Stored items from a collection:

***

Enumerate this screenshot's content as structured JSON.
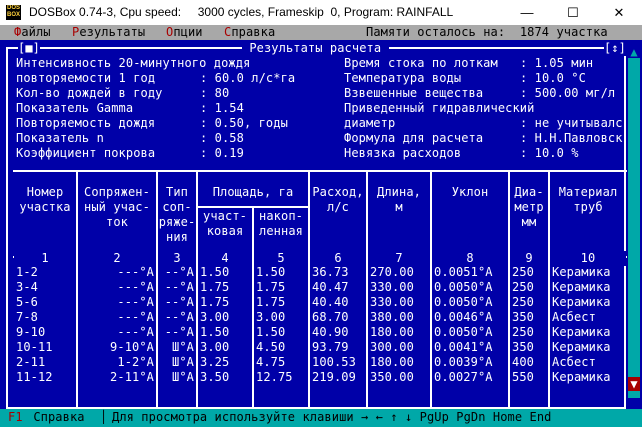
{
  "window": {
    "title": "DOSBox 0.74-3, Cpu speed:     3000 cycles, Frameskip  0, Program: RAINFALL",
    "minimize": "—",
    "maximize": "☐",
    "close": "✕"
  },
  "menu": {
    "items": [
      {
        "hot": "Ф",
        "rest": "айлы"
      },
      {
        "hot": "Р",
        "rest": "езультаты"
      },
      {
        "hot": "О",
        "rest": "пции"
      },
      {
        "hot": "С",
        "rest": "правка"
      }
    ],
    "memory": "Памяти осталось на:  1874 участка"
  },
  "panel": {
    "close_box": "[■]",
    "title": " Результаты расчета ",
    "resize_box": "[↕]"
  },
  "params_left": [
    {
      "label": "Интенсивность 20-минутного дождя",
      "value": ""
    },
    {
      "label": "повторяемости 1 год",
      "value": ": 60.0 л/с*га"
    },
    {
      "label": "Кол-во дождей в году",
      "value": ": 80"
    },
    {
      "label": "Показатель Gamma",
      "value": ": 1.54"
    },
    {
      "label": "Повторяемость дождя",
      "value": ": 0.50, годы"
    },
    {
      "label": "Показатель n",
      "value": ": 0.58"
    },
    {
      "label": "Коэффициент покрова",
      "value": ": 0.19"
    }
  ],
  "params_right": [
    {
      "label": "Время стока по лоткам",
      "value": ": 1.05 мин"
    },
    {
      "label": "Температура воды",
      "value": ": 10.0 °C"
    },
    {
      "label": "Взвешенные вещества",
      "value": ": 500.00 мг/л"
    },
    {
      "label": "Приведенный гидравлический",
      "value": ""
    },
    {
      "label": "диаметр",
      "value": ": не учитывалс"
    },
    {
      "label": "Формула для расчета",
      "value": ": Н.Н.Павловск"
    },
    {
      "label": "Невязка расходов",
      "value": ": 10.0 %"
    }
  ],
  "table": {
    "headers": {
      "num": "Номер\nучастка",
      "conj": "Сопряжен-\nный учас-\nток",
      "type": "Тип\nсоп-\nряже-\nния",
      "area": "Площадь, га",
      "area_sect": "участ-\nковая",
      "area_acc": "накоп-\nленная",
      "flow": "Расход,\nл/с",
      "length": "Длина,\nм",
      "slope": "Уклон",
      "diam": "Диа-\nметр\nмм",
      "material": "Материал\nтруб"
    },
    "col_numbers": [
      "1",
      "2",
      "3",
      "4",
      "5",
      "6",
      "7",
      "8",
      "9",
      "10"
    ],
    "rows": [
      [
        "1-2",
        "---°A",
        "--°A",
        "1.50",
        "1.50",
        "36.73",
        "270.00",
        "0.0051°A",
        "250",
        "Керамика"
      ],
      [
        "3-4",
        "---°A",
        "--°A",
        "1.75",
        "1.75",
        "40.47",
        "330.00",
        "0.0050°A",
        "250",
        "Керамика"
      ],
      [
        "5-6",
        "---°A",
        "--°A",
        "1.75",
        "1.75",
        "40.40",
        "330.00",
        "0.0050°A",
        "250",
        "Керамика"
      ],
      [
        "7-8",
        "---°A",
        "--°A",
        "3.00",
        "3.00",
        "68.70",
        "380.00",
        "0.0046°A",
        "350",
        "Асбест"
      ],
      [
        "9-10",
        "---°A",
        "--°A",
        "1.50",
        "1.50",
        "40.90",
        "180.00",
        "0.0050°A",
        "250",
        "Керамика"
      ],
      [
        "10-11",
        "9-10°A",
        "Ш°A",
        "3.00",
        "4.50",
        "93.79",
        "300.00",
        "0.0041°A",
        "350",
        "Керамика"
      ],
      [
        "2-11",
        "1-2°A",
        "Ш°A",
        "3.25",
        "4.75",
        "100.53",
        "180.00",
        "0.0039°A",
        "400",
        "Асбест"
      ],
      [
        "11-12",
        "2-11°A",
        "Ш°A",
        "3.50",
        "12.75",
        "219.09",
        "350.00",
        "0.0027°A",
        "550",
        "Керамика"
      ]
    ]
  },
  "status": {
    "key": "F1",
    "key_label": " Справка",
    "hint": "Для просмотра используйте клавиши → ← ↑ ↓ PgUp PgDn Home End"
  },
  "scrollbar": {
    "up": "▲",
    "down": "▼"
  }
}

***

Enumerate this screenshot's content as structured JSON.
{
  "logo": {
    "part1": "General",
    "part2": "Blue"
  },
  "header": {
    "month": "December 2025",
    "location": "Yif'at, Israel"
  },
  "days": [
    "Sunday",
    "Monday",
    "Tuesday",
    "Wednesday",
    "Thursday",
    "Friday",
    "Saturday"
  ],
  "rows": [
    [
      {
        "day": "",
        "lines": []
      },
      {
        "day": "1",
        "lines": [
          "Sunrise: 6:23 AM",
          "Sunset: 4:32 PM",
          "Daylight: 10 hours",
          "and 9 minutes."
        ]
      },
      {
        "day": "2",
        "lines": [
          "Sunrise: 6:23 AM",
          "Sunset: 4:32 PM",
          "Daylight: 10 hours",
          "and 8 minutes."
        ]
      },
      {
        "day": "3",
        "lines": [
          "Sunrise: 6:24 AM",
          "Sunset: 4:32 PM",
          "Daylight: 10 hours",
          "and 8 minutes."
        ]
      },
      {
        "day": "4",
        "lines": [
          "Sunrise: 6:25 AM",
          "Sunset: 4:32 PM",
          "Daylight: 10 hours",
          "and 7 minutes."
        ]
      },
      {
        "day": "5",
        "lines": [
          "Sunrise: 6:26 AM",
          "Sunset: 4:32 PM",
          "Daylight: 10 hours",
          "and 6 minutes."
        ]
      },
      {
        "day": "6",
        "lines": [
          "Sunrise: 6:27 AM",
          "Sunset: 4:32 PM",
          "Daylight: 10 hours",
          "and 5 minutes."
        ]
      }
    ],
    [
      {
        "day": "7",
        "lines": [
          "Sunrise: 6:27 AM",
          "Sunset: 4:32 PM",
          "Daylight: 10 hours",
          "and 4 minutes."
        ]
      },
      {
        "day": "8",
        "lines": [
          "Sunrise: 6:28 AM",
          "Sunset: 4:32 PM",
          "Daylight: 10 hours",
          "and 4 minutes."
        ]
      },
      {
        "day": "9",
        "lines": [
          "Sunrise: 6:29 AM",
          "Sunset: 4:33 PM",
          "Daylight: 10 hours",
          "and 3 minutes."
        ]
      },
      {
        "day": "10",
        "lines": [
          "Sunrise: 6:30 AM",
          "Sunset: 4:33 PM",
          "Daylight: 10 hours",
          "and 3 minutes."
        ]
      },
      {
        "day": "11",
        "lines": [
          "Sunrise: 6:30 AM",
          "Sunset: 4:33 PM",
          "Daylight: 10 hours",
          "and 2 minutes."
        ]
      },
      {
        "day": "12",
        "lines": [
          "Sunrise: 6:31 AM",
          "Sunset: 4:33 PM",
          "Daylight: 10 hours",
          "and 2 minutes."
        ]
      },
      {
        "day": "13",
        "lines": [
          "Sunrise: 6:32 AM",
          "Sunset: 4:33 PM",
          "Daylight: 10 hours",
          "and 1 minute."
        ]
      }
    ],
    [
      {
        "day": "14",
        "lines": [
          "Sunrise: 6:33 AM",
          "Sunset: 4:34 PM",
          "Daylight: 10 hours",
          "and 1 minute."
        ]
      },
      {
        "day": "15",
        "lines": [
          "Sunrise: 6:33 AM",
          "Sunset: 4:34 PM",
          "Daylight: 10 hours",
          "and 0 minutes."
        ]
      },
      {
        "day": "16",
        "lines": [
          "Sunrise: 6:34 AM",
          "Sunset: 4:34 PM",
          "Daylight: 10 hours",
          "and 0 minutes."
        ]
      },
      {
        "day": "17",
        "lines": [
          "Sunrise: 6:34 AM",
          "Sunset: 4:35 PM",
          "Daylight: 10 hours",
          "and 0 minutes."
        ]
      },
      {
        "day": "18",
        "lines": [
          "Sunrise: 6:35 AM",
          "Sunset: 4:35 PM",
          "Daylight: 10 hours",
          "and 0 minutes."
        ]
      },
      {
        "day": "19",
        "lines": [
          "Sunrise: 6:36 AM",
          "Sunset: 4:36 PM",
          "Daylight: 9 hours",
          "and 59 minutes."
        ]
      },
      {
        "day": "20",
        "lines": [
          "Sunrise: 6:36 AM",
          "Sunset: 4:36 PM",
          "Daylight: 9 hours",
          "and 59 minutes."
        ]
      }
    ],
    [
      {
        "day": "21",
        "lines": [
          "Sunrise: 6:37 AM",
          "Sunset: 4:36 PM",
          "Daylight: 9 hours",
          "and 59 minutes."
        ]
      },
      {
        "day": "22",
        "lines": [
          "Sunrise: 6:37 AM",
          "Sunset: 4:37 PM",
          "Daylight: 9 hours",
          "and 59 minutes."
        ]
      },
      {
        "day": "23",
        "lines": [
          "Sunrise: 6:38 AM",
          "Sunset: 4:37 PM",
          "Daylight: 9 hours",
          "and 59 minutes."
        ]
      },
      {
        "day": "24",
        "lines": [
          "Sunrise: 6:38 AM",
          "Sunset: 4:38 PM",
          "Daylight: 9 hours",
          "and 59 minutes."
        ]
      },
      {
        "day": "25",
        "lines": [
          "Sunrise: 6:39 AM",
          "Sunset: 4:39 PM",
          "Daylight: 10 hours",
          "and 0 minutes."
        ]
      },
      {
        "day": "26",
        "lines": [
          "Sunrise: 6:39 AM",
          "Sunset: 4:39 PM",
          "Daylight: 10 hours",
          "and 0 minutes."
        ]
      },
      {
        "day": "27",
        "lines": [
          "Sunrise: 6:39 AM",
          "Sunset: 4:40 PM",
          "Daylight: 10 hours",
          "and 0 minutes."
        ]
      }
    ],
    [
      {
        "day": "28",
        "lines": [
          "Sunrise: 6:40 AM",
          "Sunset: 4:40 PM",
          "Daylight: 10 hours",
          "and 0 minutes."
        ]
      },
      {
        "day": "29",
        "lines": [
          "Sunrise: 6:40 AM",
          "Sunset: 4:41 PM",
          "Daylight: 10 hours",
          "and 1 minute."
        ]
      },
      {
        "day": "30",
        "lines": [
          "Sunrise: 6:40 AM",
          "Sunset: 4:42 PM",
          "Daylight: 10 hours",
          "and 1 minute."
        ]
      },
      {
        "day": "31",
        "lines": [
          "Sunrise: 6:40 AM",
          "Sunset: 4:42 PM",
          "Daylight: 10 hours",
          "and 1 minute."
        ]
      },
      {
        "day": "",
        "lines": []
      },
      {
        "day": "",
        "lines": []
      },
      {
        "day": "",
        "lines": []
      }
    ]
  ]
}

***

What you will do - Pick out and copy the lines of the material that include the word "Показатель".

Problem solution -
      "label": "Показатель Gamma",
      "label": "Показатель n",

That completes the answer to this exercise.